= AIM OF THE TASK =
Reproduce the material word for word from its first line through the line containing "- possible-obs-point: [363, 133, 371, 141]", with both of those lines included.

= INPUT RECORDS =
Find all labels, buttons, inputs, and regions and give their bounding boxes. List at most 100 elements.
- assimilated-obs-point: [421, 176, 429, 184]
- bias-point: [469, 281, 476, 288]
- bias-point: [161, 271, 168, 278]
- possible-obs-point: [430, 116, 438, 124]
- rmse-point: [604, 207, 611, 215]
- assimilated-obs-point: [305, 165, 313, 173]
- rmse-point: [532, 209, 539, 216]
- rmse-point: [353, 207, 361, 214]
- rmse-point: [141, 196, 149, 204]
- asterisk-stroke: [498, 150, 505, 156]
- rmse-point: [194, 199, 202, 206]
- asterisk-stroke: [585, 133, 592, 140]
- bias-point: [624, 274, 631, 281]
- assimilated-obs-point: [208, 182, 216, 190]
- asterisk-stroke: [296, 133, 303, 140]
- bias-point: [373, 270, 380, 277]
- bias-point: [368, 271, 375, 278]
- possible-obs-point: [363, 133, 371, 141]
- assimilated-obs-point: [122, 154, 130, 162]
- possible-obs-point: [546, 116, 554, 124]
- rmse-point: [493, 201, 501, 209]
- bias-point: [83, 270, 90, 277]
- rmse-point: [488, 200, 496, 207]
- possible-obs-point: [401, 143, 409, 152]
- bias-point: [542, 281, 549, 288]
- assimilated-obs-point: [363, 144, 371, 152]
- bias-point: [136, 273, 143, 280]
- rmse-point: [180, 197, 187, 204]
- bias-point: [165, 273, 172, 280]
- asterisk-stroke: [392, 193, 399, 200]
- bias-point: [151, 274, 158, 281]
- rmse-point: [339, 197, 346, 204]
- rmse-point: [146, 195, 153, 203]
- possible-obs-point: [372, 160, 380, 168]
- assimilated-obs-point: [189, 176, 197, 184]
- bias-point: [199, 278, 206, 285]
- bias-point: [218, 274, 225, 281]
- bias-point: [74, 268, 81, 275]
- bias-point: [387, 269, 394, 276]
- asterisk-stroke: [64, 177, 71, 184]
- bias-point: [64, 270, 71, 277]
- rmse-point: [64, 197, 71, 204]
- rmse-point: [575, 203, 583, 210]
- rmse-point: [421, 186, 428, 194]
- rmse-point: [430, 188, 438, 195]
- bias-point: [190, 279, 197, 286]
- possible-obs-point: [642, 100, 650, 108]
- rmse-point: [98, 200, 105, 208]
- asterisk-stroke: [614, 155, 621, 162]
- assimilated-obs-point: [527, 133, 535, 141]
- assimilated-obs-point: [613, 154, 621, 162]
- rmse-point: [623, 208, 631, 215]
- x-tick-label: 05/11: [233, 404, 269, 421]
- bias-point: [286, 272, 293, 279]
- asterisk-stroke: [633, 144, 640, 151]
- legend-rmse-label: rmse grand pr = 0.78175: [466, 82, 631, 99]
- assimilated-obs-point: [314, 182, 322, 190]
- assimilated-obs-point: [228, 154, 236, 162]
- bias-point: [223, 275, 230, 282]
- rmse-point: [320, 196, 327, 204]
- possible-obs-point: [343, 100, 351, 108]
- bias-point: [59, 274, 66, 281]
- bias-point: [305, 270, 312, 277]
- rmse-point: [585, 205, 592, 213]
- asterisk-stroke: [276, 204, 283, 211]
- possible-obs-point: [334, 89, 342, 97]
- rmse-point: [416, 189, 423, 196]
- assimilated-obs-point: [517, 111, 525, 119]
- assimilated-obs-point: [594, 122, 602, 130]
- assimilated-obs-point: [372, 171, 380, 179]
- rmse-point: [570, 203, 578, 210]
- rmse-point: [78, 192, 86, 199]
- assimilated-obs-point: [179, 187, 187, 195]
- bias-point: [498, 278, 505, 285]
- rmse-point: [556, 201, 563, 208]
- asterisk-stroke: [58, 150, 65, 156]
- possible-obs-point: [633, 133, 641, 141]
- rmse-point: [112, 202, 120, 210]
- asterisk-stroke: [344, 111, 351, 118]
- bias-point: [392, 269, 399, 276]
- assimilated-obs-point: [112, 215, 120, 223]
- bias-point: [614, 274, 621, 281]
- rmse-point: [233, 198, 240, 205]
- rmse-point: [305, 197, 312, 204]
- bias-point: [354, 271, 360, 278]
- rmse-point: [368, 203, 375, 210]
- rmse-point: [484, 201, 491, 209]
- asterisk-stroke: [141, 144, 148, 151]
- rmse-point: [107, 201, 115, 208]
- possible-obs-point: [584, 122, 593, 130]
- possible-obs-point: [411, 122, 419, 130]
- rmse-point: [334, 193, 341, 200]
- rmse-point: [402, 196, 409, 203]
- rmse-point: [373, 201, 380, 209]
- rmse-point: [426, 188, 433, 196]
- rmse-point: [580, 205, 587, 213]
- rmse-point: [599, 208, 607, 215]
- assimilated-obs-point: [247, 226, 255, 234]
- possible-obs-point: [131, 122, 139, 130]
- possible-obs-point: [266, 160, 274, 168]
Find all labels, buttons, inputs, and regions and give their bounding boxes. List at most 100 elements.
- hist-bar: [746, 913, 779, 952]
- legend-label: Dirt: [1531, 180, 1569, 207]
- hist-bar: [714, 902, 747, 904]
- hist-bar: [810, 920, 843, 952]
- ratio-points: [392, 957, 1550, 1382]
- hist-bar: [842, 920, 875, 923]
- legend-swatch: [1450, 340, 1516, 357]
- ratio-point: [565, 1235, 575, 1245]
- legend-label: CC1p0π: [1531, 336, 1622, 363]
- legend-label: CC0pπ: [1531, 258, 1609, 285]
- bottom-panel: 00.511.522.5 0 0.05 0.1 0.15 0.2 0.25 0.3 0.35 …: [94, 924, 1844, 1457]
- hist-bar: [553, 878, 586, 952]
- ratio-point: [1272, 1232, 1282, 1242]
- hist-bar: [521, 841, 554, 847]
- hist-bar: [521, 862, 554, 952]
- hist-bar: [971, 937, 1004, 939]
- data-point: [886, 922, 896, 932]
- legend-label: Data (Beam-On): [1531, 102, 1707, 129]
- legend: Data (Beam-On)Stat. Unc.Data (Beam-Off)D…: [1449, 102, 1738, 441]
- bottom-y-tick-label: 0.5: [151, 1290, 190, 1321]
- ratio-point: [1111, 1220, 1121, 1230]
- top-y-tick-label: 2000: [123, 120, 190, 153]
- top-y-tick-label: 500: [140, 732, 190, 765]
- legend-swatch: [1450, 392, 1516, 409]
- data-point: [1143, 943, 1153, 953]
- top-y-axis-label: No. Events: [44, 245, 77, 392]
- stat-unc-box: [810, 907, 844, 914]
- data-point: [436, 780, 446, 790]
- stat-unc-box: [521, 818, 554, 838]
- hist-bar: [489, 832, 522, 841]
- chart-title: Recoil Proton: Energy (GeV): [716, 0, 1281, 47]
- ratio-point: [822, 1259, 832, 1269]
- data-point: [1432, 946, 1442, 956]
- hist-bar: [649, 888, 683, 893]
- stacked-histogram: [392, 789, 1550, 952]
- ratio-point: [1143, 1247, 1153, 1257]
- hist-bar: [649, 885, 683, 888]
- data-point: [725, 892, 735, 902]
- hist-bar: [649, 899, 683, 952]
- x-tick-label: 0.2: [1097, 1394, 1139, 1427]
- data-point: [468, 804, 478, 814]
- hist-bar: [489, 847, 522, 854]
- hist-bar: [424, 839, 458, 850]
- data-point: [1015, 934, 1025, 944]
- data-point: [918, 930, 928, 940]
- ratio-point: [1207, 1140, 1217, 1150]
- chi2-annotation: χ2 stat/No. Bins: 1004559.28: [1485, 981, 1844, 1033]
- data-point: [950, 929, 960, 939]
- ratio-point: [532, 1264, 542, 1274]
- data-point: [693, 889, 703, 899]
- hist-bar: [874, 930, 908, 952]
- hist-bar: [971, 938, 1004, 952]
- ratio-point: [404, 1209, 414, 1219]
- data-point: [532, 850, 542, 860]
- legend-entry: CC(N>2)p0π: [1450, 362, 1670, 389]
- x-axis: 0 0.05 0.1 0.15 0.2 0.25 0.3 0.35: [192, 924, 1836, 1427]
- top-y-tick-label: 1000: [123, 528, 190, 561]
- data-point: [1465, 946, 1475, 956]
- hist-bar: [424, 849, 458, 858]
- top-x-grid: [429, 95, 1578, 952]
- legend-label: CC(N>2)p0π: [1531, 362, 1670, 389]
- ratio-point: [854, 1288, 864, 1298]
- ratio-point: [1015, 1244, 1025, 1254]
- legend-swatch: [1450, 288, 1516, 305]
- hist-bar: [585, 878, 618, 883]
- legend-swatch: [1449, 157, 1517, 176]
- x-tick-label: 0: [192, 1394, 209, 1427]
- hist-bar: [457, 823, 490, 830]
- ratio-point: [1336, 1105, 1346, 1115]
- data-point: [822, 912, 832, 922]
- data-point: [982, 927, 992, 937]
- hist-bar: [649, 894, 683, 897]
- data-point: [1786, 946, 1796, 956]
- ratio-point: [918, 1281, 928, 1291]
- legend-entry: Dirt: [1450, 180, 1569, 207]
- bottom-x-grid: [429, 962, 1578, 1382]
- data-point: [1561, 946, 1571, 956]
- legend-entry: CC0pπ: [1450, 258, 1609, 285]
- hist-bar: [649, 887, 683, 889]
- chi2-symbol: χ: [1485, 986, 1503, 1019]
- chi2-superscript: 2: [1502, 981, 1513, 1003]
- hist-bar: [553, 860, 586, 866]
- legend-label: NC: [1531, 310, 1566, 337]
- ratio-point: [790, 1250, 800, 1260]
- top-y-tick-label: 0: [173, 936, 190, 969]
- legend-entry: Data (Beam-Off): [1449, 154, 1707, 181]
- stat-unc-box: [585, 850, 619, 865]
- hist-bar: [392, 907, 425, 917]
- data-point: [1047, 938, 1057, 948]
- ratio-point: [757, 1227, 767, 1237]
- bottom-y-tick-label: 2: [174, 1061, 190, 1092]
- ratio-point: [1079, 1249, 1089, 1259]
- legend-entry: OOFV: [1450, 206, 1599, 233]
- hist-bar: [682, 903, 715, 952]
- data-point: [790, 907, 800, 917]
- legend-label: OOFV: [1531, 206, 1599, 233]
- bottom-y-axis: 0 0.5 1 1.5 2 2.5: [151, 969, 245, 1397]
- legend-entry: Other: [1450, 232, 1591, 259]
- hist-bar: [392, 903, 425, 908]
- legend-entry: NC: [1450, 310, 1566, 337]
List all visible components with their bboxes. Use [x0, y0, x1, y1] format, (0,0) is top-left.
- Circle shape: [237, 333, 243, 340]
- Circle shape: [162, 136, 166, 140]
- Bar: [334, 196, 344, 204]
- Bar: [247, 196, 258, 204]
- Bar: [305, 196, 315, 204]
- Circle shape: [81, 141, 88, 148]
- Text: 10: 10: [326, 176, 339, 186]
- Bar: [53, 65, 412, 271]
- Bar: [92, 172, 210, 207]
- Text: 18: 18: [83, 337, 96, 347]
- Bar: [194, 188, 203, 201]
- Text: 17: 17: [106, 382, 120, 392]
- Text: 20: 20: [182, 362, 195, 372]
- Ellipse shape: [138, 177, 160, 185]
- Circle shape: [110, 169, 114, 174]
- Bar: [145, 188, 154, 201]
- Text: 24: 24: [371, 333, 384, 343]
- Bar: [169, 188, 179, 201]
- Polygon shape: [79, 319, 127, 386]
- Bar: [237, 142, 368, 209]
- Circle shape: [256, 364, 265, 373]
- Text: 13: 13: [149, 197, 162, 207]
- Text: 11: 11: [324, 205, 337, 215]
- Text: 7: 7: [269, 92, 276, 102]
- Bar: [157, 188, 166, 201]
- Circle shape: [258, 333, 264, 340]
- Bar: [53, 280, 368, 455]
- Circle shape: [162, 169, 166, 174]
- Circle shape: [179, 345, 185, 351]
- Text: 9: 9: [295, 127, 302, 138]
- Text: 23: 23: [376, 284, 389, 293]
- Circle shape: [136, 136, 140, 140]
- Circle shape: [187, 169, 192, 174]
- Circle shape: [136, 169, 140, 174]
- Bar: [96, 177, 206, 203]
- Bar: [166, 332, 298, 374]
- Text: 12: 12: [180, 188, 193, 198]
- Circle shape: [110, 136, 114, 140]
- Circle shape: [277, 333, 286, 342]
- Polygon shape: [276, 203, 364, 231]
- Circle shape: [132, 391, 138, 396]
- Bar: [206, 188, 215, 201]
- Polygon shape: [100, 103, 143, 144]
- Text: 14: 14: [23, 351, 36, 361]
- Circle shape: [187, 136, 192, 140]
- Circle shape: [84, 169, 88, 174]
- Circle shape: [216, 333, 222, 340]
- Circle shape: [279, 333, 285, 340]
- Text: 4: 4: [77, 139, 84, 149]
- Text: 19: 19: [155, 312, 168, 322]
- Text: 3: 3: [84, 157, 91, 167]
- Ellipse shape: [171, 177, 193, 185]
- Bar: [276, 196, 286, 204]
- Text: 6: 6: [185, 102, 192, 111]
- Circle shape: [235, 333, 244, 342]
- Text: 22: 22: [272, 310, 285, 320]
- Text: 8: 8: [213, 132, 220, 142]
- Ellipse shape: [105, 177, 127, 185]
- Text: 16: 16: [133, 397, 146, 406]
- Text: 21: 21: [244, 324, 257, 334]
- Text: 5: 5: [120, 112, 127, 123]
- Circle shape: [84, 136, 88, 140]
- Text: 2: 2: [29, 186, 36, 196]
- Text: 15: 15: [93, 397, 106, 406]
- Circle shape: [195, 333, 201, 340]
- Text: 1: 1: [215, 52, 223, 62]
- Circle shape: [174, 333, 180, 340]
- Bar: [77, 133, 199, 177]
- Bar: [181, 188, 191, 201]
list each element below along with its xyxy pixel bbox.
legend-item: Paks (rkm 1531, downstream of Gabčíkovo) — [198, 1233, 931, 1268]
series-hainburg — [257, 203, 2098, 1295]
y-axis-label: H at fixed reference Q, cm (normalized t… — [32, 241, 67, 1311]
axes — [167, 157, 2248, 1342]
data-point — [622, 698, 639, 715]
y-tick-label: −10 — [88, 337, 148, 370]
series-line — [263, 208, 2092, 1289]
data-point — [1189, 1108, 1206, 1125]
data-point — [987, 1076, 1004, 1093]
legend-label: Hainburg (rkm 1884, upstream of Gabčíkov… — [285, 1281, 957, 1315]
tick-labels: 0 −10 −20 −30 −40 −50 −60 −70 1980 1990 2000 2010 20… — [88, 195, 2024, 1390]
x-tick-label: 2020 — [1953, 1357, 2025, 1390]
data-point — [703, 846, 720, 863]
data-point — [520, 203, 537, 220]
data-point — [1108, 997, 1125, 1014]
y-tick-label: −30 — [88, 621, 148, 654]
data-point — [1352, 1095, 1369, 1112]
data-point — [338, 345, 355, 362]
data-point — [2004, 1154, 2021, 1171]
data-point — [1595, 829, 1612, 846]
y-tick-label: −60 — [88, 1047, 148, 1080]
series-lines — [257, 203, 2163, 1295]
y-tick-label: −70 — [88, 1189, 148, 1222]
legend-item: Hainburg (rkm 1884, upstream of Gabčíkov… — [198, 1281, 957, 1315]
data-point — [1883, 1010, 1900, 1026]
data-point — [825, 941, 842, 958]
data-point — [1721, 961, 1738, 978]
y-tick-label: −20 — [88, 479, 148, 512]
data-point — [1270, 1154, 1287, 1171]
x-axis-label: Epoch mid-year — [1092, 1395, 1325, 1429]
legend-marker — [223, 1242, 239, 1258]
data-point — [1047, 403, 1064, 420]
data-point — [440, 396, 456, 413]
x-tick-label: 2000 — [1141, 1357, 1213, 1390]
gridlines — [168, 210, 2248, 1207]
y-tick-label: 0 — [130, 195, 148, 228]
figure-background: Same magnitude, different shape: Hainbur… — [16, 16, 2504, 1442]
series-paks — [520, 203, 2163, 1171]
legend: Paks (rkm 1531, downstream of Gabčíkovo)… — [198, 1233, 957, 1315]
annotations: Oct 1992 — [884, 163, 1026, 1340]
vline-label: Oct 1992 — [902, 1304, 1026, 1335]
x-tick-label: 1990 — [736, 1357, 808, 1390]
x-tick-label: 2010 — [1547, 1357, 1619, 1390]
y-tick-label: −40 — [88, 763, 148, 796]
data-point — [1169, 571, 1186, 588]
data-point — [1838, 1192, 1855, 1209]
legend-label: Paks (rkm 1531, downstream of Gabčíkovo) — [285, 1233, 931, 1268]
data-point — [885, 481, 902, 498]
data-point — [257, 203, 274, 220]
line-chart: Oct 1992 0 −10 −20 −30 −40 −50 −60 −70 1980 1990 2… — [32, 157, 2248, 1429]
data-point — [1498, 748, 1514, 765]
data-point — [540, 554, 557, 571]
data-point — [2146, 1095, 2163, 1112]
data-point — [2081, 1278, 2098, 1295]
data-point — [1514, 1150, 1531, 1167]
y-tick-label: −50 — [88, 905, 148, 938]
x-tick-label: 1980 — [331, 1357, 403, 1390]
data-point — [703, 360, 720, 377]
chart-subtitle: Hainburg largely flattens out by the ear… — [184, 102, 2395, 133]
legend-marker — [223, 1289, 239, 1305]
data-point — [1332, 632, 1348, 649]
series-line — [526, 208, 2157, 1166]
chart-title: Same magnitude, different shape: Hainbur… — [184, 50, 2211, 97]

= COMPLETED EXERCISE =
Find all labels, buttons, inputs, and regions and give their bounding boxes. List at most 100 elements.
- assimilated-obs-point: [421, 176, 429, 184]
- bias-point: [469, 281, 476, 288]
- bias-point: [161, 271, 168, 278]
- possible-obs-point: [430, 116, 438, 124]
- rmse-point: [604, 207, 611, 215]
- assimilated-obs-point: [305, 165, 313, 173]
- rmse-point: [532, 209, 539, 216]
- rmse-point: [353, 207, 361, 214]
- rmse-point: [141, 196, 149, 204]
- asterisk-stroke: [498, 150, 505, 156]
- rmse-point: [194, 199, 202, 206]
- asterisk-stroke: [585, 133, 592, 140]
- bias-point: [624, 274, 631, 281]
- assimilated-obs-point: [208, 182, 216, 190]
- asterisk-stroke: [296, 133, 303, 140]
- bias-point: [373, 270, 380, 277]
- bias-point: [368, 271, 375, 278]
- possible-obs-point: [363, 133, 371, 141]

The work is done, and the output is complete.